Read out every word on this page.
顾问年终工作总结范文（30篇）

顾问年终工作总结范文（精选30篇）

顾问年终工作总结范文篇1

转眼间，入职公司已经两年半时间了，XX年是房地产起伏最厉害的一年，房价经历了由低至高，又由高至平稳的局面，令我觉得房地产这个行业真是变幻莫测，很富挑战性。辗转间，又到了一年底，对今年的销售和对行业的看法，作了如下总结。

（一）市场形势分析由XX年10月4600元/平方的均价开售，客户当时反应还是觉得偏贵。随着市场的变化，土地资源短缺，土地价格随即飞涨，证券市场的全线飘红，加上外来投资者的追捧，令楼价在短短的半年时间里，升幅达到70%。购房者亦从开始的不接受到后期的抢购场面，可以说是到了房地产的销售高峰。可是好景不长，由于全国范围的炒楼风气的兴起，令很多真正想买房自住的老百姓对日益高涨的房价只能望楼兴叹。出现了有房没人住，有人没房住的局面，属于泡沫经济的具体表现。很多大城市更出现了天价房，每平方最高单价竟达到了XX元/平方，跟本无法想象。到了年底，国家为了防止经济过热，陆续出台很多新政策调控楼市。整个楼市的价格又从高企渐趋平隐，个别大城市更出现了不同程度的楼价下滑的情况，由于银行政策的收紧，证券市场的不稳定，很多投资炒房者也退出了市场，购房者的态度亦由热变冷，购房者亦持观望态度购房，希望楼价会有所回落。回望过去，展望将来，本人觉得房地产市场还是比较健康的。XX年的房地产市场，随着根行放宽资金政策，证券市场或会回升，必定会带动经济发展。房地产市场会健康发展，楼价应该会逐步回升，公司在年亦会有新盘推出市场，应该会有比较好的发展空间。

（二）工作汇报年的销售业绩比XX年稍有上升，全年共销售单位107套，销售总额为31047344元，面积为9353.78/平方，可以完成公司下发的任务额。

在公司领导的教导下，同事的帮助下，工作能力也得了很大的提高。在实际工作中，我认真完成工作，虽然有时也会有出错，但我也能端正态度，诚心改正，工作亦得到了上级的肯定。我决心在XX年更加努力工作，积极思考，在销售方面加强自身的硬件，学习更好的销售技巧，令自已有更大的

###

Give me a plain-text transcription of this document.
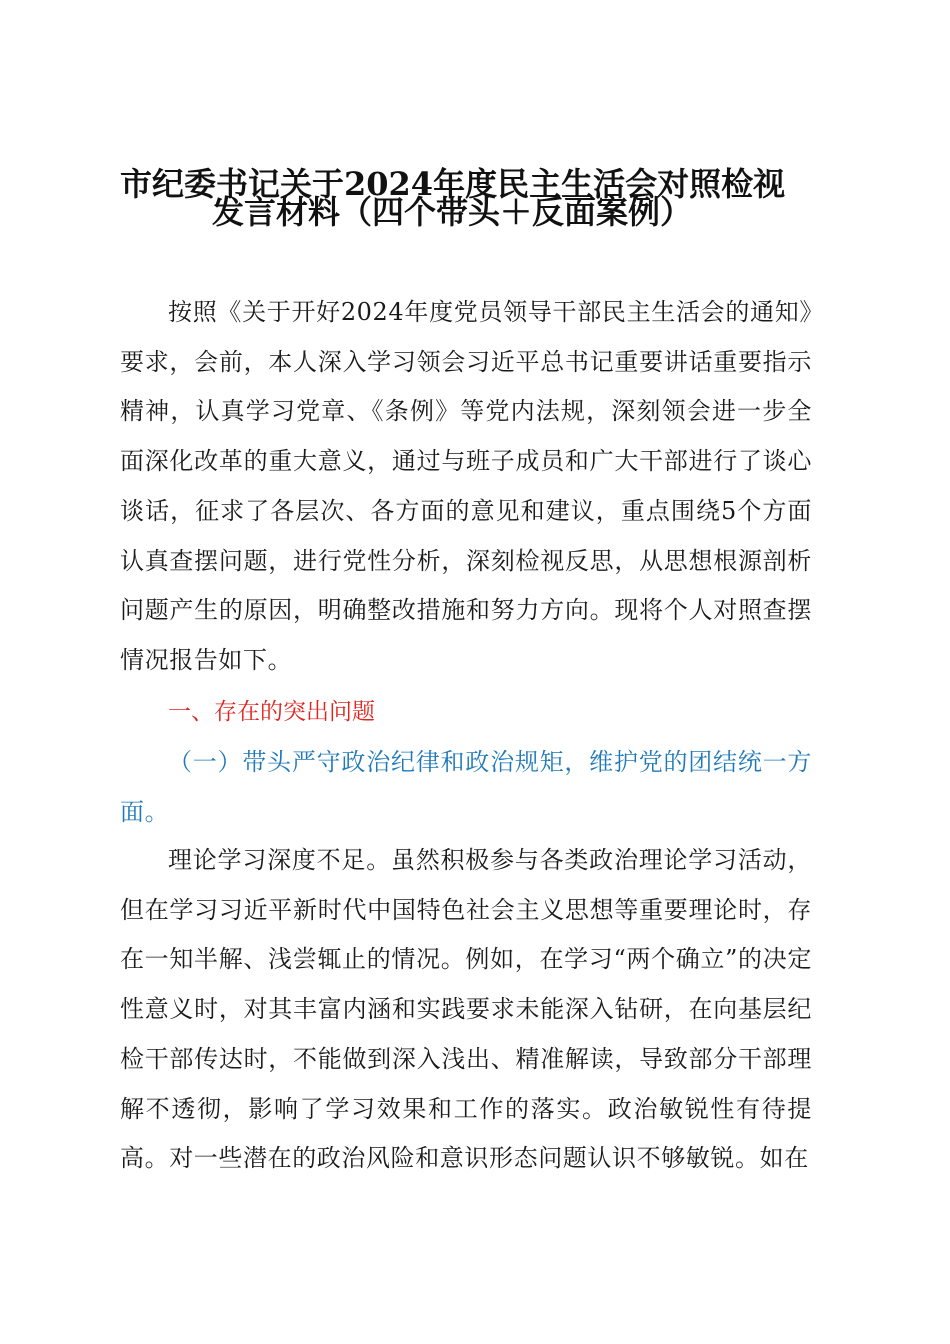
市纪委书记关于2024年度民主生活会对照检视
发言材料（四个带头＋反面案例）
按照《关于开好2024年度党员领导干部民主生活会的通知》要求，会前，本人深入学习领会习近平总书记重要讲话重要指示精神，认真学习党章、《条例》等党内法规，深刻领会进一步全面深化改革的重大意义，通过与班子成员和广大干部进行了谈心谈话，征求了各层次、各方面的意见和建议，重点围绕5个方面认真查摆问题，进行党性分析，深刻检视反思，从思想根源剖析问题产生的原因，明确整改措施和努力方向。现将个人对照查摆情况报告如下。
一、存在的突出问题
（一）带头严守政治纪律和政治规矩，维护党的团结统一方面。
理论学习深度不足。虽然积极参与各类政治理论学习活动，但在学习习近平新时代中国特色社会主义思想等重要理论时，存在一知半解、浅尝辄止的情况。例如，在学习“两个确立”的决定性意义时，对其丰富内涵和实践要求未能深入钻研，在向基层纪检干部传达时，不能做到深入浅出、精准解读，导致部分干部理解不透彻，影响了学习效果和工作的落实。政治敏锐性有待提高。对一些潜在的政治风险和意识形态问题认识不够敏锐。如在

###

Select all lines in the listing that include the word "this".

Read out every word on this page.
Give me a plain-text transcription of this document.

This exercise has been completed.